ASSIGNMENT: The answer must consist of the records below, repeated exactly.

[[ DATASET RECORDS, beginning ]]

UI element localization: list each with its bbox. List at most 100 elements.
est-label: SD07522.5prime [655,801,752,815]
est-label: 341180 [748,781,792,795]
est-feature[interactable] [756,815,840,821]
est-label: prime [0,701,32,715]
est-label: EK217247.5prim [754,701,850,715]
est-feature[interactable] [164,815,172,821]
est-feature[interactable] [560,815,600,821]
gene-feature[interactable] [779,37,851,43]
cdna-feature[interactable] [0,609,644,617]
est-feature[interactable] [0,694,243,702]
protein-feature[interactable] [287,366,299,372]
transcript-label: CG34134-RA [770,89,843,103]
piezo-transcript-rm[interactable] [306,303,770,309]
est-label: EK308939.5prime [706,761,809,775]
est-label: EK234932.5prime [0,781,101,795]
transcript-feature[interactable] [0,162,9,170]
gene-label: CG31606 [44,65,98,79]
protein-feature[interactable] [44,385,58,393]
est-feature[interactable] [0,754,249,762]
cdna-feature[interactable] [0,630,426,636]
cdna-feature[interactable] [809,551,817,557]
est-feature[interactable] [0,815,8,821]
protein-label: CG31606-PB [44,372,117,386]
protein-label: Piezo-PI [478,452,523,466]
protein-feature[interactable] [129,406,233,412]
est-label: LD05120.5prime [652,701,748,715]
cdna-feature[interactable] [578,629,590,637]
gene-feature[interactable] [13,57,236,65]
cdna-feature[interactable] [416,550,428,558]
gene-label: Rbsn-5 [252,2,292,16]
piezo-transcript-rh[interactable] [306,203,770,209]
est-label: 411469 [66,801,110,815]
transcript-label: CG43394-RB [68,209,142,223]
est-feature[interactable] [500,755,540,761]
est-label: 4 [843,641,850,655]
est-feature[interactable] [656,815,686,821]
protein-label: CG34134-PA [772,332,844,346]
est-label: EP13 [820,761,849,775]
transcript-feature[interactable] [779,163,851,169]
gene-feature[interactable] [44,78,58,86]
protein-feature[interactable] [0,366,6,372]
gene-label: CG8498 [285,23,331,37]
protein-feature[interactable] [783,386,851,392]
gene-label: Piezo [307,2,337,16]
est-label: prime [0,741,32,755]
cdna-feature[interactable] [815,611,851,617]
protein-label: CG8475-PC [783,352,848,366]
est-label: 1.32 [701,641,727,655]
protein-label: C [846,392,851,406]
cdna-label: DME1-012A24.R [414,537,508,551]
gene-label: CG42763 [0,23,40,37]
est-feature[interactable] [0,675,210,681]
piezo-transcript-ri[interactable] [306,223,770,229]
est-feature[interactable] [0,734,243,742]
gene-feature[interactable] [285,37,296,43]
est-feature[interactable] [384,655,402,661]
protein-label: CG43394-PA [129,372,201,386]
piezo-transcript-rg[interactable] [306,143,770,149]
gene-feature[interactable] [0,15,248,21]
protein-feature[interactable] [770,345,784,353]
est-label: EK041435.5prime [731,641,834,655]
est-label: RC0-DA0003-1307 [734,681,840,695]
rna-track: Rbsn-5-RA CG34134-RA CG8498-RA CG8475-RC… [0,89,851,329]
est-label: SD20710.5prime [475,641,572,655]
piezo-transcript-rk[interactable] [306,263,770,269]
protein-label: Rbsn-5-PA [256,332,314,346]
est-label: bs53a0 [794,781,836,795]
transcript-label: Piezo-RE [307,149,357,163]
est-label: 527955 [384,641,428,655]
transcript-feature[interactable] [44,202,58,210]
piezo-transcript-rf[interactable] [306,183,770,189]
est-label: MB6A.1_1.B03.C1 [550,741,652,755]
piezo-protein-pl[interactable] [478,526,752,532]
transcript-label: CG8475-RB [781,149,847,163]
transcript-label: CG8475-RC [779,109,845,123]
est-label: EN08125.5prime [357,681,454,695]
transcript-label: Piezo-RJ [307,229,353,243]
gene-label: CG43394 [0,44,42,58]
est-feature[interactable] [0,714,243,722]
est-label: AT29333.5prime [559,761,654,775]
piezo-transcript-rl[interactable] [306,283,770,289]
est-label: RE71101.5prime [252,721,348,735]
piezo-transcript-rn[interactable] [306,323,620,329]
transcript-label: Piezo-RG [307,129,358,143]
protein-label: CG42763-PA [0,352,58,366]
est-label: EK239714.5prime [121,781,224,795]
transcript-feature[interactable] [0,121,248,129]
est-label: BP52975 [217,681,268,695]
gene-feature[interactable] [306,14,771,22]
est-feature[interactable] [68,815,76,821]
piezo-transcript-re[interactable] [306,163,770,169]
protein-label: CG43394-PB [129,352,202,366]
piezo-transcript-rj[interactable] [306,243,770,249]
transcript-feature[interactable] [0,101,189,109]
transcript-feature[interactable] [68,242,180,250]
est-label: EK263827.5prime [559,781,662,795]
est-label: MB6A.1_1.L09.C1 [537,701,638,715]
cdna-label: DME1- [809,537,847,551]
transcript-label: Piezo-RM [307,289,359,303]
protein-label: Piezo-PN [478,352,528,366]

[[ DATASET RECORDS, end ]]

ANSWER TO THE PROBLEM:
UI element localization: list each with its bbox. List at most 100 elements.
est-label: SD07522.5prime [655,801,752,815]
est-label: 341180 [748,781,792,795]
est-feature[interactable] [756,815,840,821]
est-label: prime [0,701,32,715]
est-label: EK217247.5prim [754,701,850,715]
est-feature[interactable] [164,815,172,821]
est-feature[interactable] [560,815,600,821]
gene-feature[interactable] [779,37,851,43]
cdna-feature[interactable] [0,609,644,617]
est-feature[interactable] [0,694,243,702]
protein-feature[interactable] [287,366,299,372]
transcript-label: CG34134-RA [770,89,843,103]
piezo-transcript-rm[interactable] [306,303,770,309]
est-label: EK308939.5prime [706,761,809,775]
est-label: EK234932.5prime [0,781,101,795]
transcript-feature[interactable] [0,162,9,170]
gene-label: CG31606 [44,65,98,79]
protein-feature[interactable] [44,385,58,393]
est-feature[interactable] [0,754,249,762]
cdna-feature[interactable] [0,630,426,636]
cdna-feature[interactable] [809,551,817,557]
est-feature[interactable] [0,815,8,821]
protein-label: CG31606-PB [44,372,117,386]
protein-label: Piezo-PI [478,452,523,466]
protein-feature[interactable] [129,406,233,412]
est-label: LD05120.5prime [652,701,748,715]
cdna-feature[interactable] [578,629,590,637]
gene-feature[interactable] [13,57,236,65]
cdna-feature[interactable] [416,550,428,558]
gene-label: Rbsn-5 [252,2,292,16]
piezo-transcript-rh[interactable] [306,203,770,209]
est-label: 411469 [66,801,110,815]
transcript-label: CG43394-RB [68,209,142,223]
est-feature[interactable] [500,755,540,761]
est-label: 4 [843,641,850,655]
est-feature[interactable] [656,815,686,821]
protein-label: CG34134-PA [772,332,844,346]
est-label: EP13 [820,761,849,775]
transcript-feature[interactable] [779,163,851,169]
gene-feature[interactable] [44,78,58,86]
protein-feature[interactable] [0,366,6,372]
gene-label: CG8498 [285,23,331,37]
protein-feature[interactable] [783,386,851,392]
gene-label: Piezo [307,2,337,16]
est-label: prime [0,741,32,755]
cdna-feature[interactable] [815,611,851,617]
protein-label: CG8475-PC [783,352,848,366]
est-label: 1.32 [701,641,727,655]
protein-label: C [846,392,851,406]
cdna-label: DME1-012A24.R [414,537,508,551]
gene-label: CG42763 [0,23,40,37]
est-feature[interactable] [0,675,210,681]
piezo-transcript-ri[interactable] [306,223,770,229]
est-feature[interactable] [0,734,243,742]
gene-feature[interactable] [285,37,296,43]
est-feature[interactable] [384,655,402,661]
protein-label: CG43394-PA [129,372,201,386]
piezo-transcript-rg[interactable] [306,143,770,149]
gene-feature[interactable] [0,15,248,21]
protein-feature[interactable] [770,345,784,353]
est-label: EK041435.5prime [731,641,834,655]
est-label: RC0-DA0003-1307 [734,681,840,695]
rna-track: Rbsn-5-RA CG34134-RA CG8498-RA CG8475-RC… [0,89,851,329]
est-label: SD20710.5prime [475,641,572,655]
piezo-transcript-rk[interactable] [306,263,770,269]
protein-label: Rbsn-5-PA [256,332,314,346]
est-label: bs53a0 [794,781,836,795]
transcript-label: Piezo-RE [307,149,357,163]
est-label: 527955 [384,641,428,655]
transcript-feature[interactable] [44,202,58,210]
piezo-transcript-rf[interactable] [306,183,770,189]
est-label: MB6A.1_1.B03.C1 [550,741,652,755]
piezo-protein-pl[interactable] [478,526,752,532]
transcript-label: CG8475-RB [781,149,847,163]
transcript-label: CG8475-RC [779,109,845,123]
est-label: EN08125.5prime [357,681,454,695]
transcript-label: Piezo-RJ [307,229,353,243]
gene-label: CG43394 [0,44,42,58]
est-feature[interactable] [0,714,243,722]
est-label: AT29333.5prime [559,761,654,775]
piezo-transcript-rl[interactable] [306,283,770,289]
est-label: RE71101.5prime [252,721,348,735]
piezo-transcript-rn[interactable] [306,323,620,329]
transcript-label: Piezo-RG [307,129,358,143]
protein-label: CG42763-PA [0,352,58,366]
est-label: EK239714.5prime [121,781,224,795]
transcript-feature[interactable] [0,121,248,129]
est-label: BP52975 [217,681,268,695]
gene-feature[interactable] [306,14,771,22]
est-feature[interactable] [68,815,76,821]
piezo-transcript-re[interactable] [306,163,770,169]
protein-label: CG43394-PB [129,352,202,366]
piezo-transcript-rj[interactable] [306,243,770,249]
transcript-feature[interactable] [0,101,189,109]
transcript-feature[interactable] [68,242,180,250]
est-label: EK263827.5prime [559,781,662,795]
est-label: MB6A.1_1.L09.C1 [537,701,638,715]
cdna-label: DME1- [809,537,847,551]
transcript-label: Piezo-RM [307,289,359,303]
protein-label: Piezo-PN [478,352,528,366]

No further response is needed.